### Do this:
Hunt for the word "your" across the entries below, copying each line that holds it.

☆ ☆ ☆ ☆ ☆ ☆ ☆

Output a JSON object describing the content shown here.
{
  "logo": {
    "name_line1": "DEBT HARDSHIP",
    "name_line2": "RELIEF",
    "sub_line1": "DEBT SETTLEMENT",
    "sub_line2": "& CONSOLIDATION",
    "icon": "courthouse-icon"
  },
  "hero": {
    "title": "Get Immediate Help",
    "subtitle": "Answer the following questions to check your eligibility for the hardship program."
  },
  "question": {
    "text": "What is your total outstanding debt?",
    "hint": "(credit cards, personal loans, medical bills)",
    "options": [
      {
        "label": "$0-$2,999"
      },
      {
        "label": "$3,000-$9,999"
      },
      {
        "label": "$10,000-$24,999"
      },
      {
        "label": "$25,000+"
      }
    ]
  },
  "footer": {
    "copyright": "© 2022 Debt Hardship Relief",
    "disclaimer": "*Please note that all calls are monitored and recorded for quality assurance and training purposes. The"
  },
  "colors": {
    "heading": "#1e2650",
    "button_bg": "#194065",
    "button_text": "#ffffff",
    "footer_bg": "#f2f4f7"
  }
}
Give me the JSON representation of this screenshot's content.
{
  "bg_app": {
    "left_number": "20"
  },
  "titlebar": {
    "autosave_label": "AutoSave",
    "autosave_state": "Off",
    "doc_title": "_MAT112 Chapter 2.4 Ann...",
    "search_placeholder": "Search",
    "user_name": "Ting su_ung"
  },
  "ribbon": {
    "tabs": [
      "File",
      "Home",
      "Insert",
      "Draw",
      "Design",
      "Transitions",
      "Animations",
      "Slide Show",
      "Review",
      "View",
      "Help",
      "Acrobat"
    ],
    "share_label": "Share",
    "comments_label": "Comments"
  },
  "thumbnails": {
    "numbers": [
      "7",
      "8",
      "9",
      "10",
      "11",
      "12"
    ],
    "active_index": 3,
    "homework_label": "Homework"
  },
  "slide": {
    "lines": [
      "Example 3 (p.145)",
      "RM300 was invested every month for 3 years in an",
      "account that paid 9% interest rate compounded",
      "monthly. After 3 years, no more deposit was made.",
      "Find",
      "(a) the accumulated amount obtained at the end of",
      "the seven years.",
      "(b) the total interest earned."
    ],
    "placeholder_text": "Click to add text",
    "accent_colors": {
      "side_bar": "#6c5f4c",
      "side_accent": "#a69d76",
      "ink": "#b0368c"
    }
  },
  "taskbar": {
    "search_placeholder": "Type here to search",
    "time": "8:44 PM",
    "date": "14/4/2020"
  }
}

☆ ☆ ☆ ☆ ☆ ☆ ☆

### Task output:
    "subtitle": "Answer the following questions to check your eligibility for the hardship program."
    "text": "What is your total outstanding debt?",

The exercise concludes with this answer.